■ SET PROBLEM:
Show all lines from the listing below that contain "математическая".

■ GIVEN INFORMATION:
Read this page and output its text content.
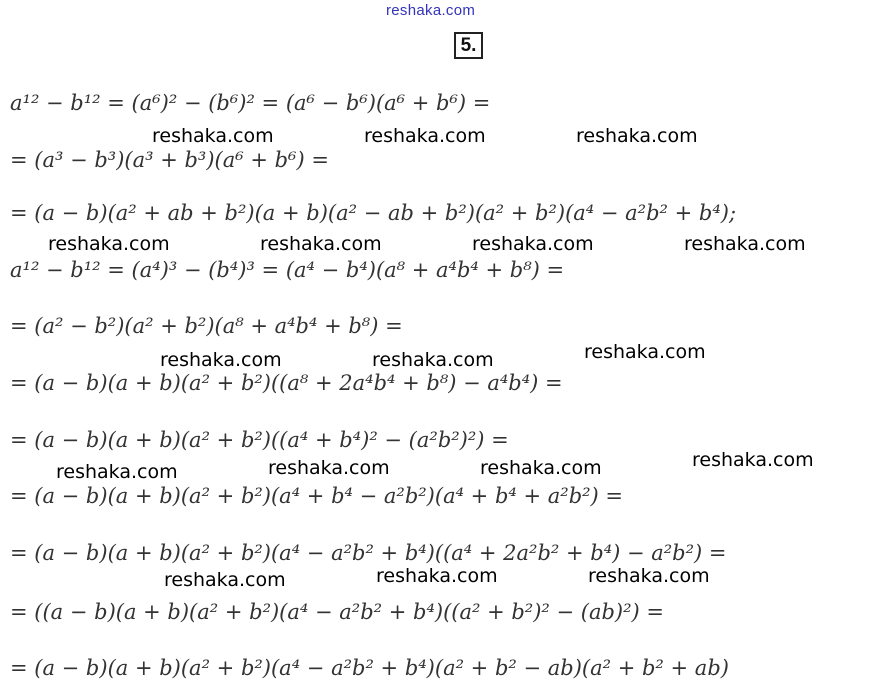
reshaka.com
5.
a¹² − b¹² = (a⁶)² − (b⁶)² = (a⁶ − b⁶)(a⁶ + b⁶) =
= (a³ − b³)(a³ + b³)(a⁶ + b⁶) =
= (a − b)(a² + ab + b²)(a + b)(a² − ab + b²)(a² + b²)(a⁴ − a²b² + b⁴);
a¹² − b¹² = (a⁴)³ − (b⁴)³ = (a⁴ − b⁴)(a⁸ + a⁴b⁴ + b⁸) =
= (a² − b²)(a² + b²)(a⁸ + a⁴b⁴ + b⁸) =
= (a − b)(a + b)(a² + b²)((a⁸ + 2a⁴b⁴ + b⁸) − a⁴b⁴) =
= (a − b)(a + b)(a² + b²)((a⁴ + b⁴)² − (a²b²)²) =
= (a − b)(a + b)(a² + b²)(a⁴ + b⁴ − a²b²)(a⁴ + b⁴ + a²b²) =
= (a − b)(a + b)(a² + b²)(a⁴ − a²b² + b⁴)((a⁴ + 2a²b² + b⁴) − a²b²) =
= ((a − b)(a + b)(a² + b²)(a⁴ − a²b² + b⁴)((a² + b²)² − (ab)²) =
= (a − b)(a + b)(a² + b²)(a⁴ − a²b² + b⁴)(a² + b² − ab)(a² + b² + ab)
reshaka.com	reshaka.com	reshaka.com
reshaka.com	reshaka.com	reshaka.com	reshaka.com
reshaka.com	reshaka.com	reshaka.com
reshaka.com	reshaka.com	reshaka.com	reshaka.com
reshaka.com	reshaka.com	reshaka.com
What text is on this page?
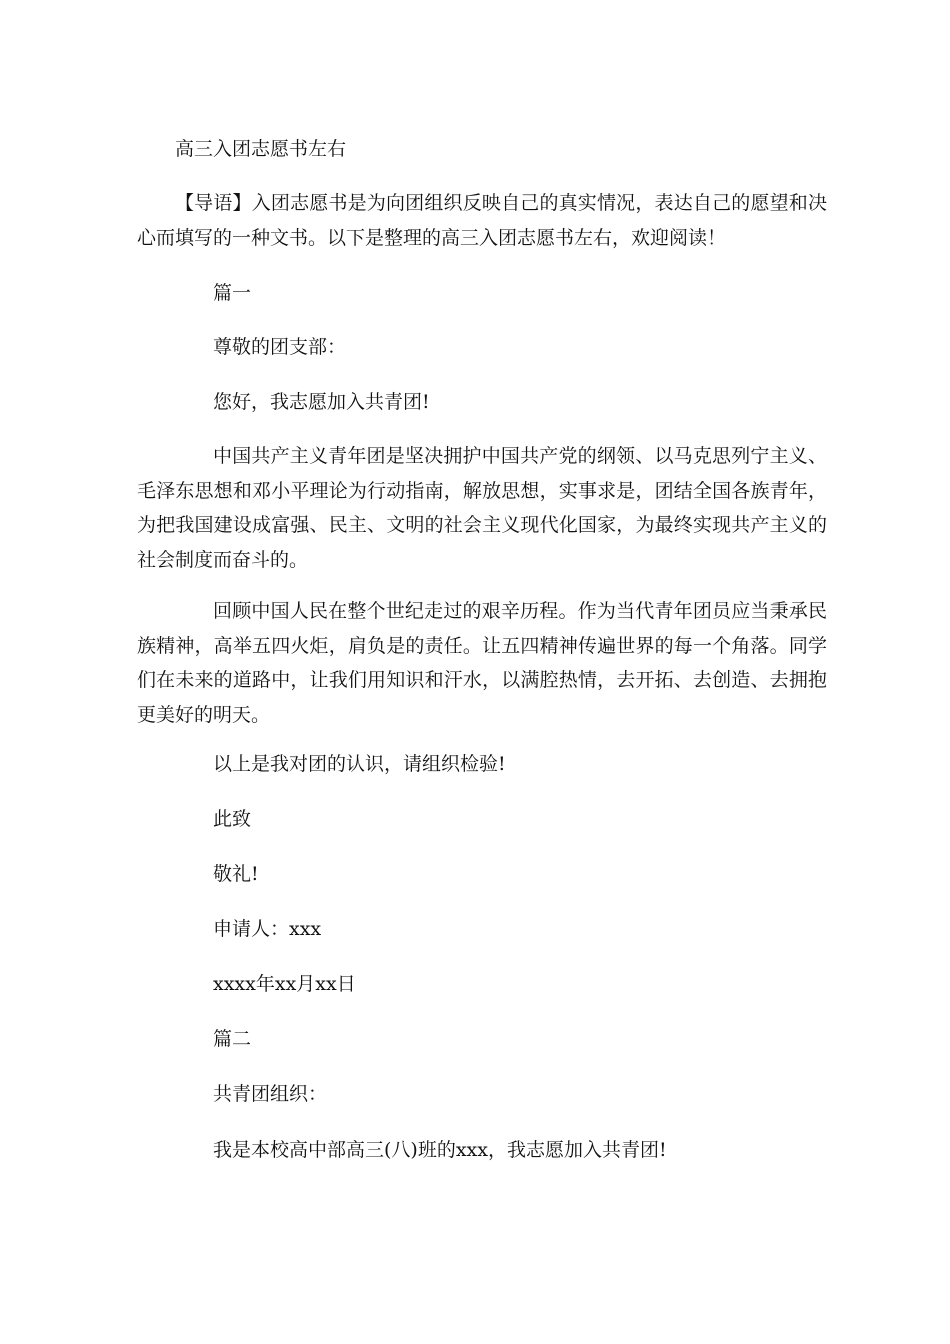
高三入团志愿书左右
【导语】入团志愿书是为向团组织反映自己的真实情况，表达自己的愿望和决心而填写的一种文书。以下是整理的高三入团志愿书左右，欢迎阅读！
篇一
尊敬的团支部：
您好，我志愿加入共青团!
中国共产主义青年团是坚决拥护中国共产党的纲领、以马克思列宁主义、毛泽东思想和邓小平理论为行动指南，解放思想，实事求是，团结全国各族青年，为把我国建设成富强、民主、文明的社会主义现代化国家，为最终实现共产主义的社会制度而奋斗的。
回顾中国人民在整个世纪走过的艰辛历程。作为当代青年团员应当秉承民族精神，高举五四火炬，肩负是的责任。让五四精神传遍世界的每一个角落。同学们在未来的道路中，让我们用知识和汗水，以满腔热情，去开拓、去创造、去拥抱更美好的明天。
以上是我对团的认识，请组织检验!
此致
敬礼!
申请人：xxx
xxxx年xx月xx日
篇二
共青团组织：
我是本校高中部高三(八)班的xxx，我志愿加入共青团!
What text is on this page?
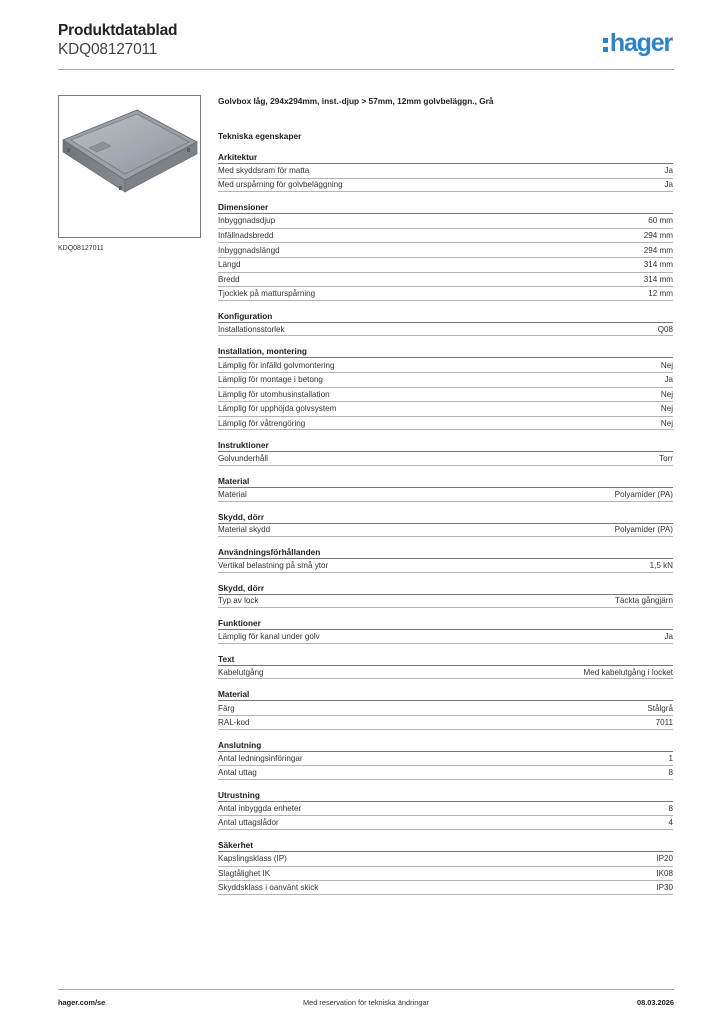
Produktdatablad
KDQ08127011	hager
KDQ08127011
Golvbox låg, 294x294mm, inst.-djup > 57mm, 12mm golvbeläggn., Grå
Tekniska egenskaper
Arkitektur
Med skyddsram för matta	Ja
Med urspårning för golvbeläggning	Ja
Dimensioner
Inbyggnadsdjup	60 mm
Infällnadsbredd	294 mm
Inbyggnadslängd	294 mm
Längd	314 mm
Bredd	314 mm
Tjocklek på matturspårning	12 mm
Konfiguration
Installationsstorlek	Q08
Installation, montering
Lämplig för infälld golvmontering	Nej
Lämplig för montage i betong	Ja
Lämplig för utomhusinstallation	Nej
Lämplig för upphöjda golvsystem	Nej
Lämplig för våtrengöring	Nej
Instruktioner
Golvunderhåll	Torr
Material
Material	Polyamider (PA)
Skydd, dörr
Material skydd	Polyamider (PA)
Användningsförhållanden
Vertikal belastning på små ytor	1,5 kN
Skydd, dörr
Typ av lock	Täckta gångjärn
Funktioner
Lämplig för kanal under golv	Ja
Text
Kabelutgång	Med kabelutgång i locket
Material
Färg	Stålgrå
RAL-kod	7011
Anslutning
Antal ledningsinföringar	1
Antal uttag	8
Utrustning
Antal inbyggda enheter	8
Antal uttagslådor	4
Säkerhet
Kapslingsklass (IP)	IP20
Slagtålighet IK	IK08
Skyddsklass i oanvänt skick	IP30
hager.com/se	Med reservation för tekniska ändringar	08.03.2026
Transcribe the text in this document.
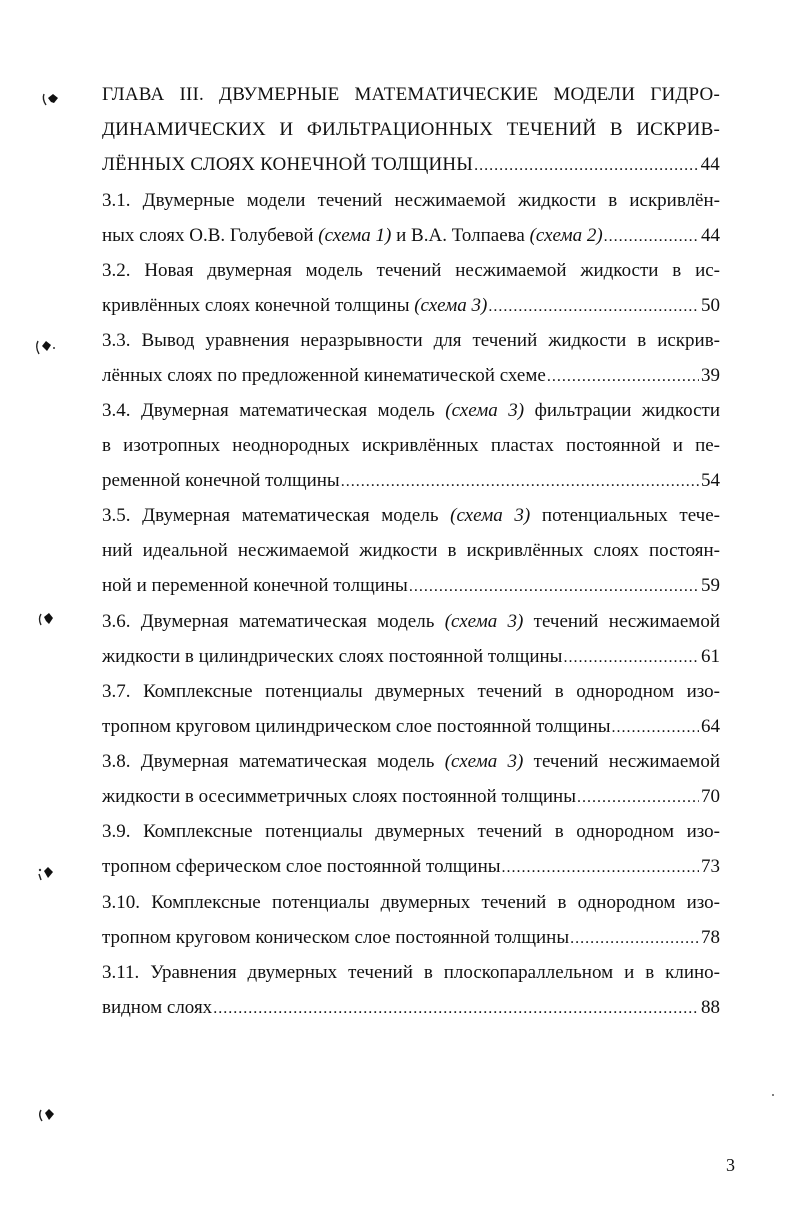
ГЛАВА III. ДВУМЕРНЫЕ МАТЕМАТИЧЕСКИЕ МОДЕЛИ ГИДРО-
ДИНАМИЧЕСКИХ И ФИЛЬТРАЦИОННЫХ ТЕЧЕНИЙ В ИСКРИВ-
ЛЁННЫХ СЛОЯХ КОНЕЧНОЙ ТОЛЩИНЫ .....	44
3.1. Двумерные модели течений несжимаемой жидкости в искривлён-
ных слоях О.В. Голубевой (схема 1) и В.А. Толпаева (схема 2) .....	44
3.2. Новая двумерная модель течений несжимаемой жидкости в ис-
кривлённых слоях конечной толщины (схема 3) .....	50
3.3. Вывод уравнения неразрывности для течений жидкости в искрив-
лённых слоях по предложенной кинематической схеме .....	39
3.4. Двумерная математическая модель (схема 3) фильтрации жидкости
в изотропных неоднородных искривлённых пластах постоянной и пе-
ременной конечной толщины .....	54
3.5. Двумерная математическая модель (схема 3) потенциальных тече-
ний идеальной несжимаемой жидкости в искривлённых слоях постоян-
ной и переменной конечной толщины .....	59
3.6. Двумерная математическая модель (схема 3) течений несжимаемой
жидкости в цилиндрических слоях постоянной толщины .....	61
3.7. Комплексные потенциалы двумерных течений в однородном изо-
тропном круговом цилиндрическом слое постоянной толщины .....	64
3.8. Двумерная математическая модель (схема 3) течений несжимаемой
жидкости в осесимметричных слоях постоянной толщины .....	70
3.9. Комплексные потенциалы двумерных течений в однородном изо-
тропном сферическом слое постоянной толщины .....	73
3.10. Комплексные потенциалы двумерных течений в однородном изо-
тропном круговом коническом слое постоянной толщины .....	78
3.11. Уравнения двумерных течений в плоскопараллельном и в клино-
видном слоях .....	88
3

■ RESPONSE FOR THIS EXERCISE:
3.4. Двумерная математическая модель (схема 3) фильтрации жидкости
3.5. Двумерная математическая модель (схема 3) потенциальных тече-
3.6. Двумерная математическая модель (схема 3) течений несжимаемой
3.8. Двумерная математическая модель (схема 3) течений несжимаемой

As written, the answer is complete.